- STATED TASK
Copy out all the lines where "đồng" shows up.

══ DATASET RECORDS

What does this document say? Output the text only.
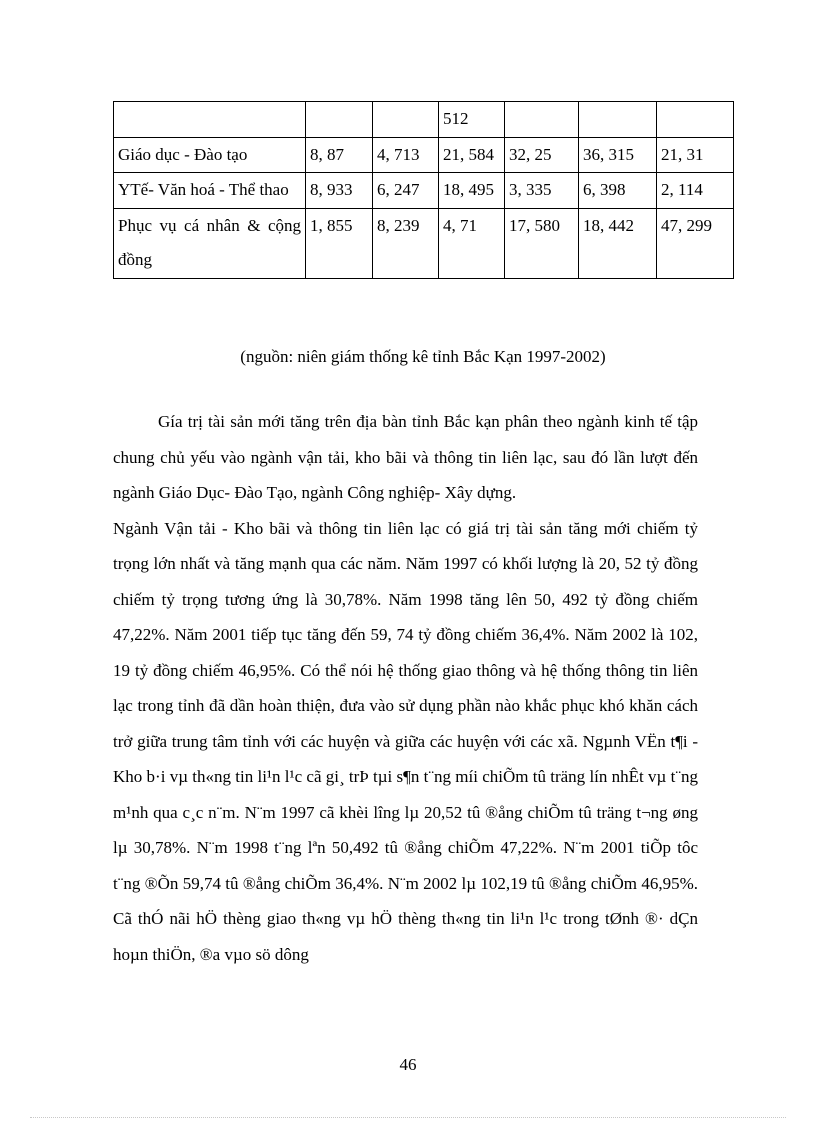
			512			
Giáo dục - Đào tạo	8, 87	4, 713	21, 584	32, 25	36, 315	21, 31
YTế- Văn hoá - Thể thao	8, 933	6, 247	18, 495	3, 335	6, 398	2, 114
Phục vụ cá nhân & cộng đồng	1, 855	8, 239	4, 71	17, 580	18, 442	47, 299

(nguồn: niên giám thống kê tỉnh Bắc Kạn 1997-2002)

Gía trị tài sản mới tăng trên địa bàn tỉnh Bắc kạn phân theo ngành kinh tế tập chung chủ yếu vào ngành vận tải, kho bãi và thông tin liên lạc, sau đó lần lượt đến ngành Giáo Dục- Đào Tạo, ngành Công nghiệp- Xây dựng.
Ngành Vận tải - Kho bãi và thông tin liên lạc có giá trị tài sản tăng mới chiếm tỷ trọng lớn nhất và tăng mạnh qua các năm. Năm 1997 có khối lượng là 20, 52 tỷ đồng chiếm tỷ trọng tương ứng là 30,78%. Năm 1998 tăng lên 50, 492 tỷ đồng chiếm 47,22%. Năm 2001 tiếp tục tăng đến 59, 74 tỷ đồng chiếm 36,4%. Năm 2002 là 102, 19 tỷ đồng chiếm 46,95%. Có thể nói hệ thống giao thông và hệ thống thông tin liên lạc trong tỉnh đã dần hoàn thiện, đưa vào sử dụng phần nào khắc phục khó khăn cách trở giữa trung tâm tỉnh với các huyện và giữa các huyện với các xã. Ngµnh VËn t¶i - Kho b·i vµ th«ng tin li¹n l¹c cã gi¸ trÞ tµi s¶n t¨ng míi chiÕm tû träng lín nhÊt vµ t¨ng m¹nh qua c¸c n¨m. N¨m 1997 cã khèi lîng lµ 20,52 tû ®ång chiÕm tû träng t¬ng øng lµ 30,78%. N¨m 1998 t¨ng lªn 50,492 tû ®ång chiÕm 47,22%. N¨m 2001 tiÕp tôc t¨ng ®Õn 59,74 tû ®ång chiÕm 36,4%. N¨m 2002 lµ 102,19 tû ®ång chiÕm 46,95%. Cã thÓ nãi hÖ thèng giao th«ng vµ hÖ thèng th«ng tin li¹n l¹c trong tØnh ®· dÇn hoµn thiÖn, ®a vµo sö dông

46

════

- ANSWER FOR THIS EXERCISE
Phục vụ cá nhân & cộng đồng	1, 855	8, 239	4, 71	17, 580	18, 442	47, 299
Ngành Vận tải - Kho bãi và thông tin liên lạc có giá trị tài sản tăng mới chiếm tỷ trọng lớn nhất và tăng mạnh qua các năm. Năm 1997 có khối lượng là 20, 52 tỷ đồng chiếm tỷ trọng tương ứng là 30,78%. Năm 1998 tăng lên 50, 492 tỷ đồng chiếm 47,22%. Năm 2001 tiếp tục tăng đến 59, 74 tỷ đồng chiếm 36,4%. Năm 2002 là 102, 19 tỷ đồng chiếm 46,95%. Có thể nói hệ thống giao thông và hệ thống thông tin liên lạc trong tỉnh đã dần hoàn thiện, đưa vào sử dụng phần nào khắc phục khó khăn cách trở giữa trung tâm tỉnh với các huyện và giữa các huyện với các xã. Ngµnh VËn t¶i - Kho b·i vµ th«ng tin li¹n l¹c cã gi¸ trÞ tµi s¶n t¨ng míi chiÕm tû träng lín nhÊt vµ t¨ng m¹nh qua c¸c n¨m. N¨m 1997 cã khèi lîng lµ 20,52 tû ®ång chiÕm tû träng t¬ng øng lµ 30,78%. N¨m 1998 t¨ng lªn 50,492 tû ®ång chiÕm 47,22%. N¨m 2001 tiÕp tôc t¨ng ®Õn 59,74 tû ®ång chiÕm 36,4%. N¨m 2002 lµ 102,19 tû ®ång chiÕm 46,95%. Cã thÓ nãi hÖ thèng giao th«ng vµ hÖ thèng th«ng tin li¹n l¹c trong tØnh ®· dÇn hoµn thiÖn, ®a vµo sö dông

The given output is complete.